**Problem to work on:** Set down every entry word for word. Omit the pictures.

━━━━━ Input rows ━━━━━

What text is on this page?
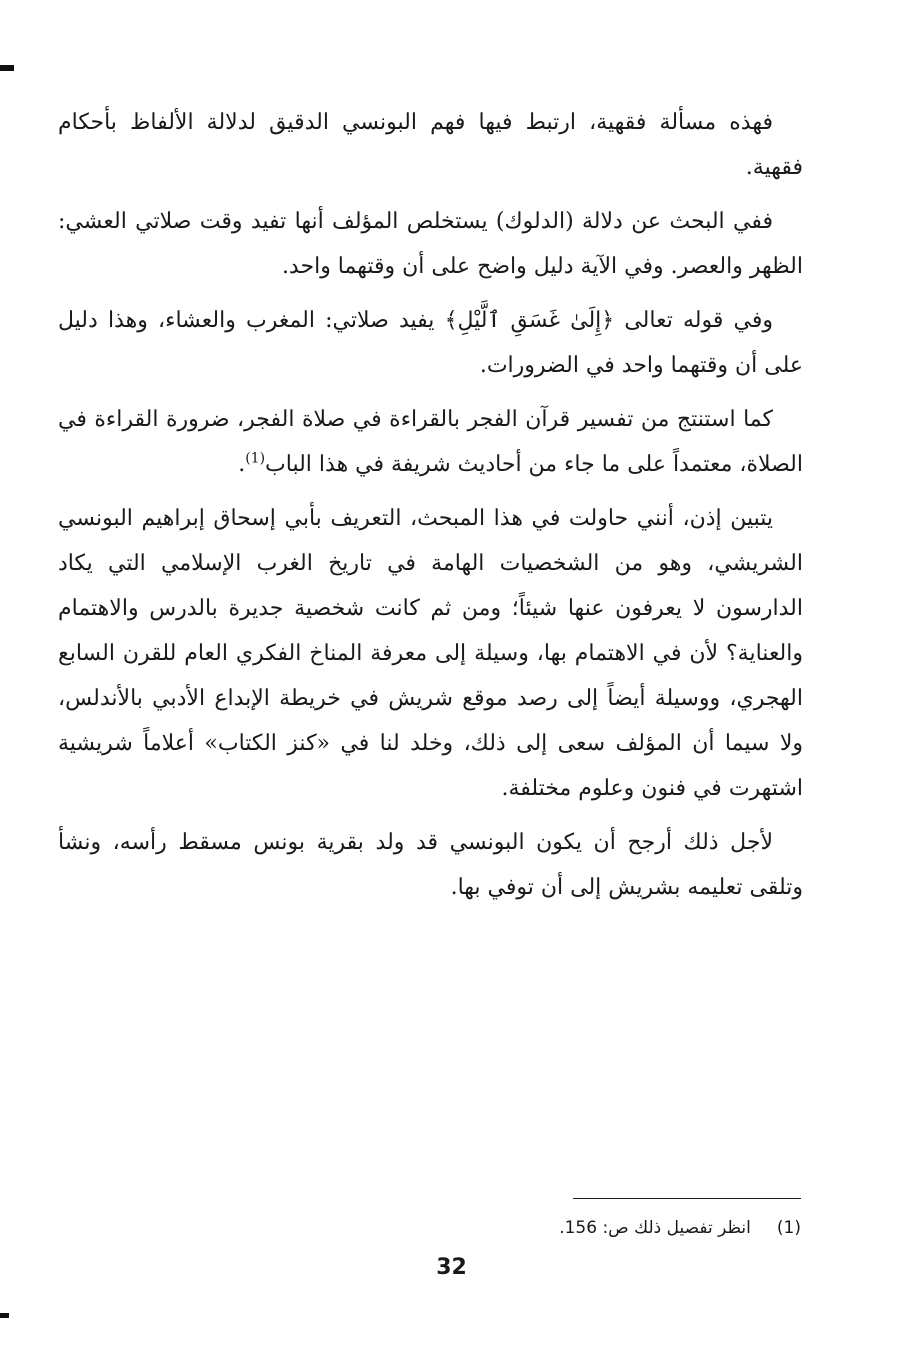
فهذه مسألة فقهية، ارتبط فيها فهم البونسي الدقيق لدلالة الألفاظ بأحكام فقهية.

ففي البحث عن دلالة (الدلوك) يستخلص المؤلف أنها تفيد وقت صلاتي العشي: الظهر والعصر. وفي الآية دليل واضح على أن وقتهما واحد.

وفي قوله تعالى ﴿إِلَىٰ غَسَقِ ٱلَّيْلِ﴾ يفيد صلاتي: المغرب والعشاء، وهذا دليل على أن وقتهما واحد في الضرورات.

كما استنتج من تفسير قرآن الفجر بالقراءة في صلاة الفجر، ضرورة القراءة في الصلاة، معتمداً على ما جاء من أحاديث شريفة في هذا الباب$^{(1)}$.

يتبين إذن، أنني حاولت في هذا المبحث، التعريف بأبي إسحاق إبراهيم البونسي الشريشي، وهو من الشخصيات الهامة في تاريخ الغرب الإسلامي التي يكاد الدارسون لا يعرفون عنها شيئاً؛ ومن ثم كانت شخصية جديرة بالدرس والاهتمام والعناية؟ لأن في الاهتمام بها، وسيلة إلى معرفة المناخ الفكري العام للقرن السابع الهجري، ووسيلة أيضاً إلى رصد موقع شريش في خريطة الإبداع الأدبي بالأندلس، ولا سيما أن المؤلف سعى إلى ذلك، وخلد لنا في «كنز الكتاب» أعلاماً شريشية اشتهرت في فنون وعلوم مختلفة.

لأجل ذلك أرجح أن يكون البونسي قد ولد بقرية بونس مسقط رأسه، ونشأ وتلقى تعليمه بشريش إلى أن توفي بها.

(1)انظر تفصيل ذلك ص: 156.
32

━━━━━

**Correct answer:**
What text is on this page?
فهذه مسألة فقهية، ارتبط فيها فهم البونسي الدقيق لدلالة الألفاظ بأحكام فقهية.

ففي البحث عن دلالة (الدلوك) يستخلص المؤلف أنها تفيد وقت صلاتي العشي: الظهر والعصر. وفي الآية دليل واضح على أن وقتهما واحد.

وفي قوله تعالى ﴿إِلَىٰ غَسَقِ ٱلَّيْلِ﴾ يفيد صلاتي: المغرب والعشاء، وهذا دليل على أن وقتهما واحد في الضرورات.

كما استنتج من تفسير قرآن الفجر بالقراءة في صلاة الفجر، ضرورة القراءة في الصلاة، معتمداً على ما جاء من أحاديث شريفة في هذا الباب$^{(1)}$.

يتبين إذن، أنني حاولت في هذا المبحث، التعريف بأبي إسحاق إبراهيم البونسي الشريشي، وهو من الشخصيات الهامة في تاريخ الغرب الإسلامي التي يكاد الدارسون لا يعرفون عنها شيئاً؛ ومن ثم كانت شخصية جديرة بالدرس والاهتمام والعناية؟ لأن في الاهتمام بها، وسيلة إلى معرفة المناخ الفكري العام للقرن السابع الهجري، ووسيلة أيضاً إلى رصد موقع شريش في خريطة الإبداع الأدبي بالأندلس، ولا سيما أن المؤلف سعى إلى ذلك، وخلد لنا في «كنز الكتاب» أعلاماً شريشية اشتهرت في فنون وعلوم مختلفة.

لأجل ذلك أرجح أن يكون البونسي قد ولد بقرية بونس مسقط رأسه، ونشأ وتلقى تعليمه بشريش إلى أن توفي بها.

(1)انظر تفصيل ذلك ص: 156.
32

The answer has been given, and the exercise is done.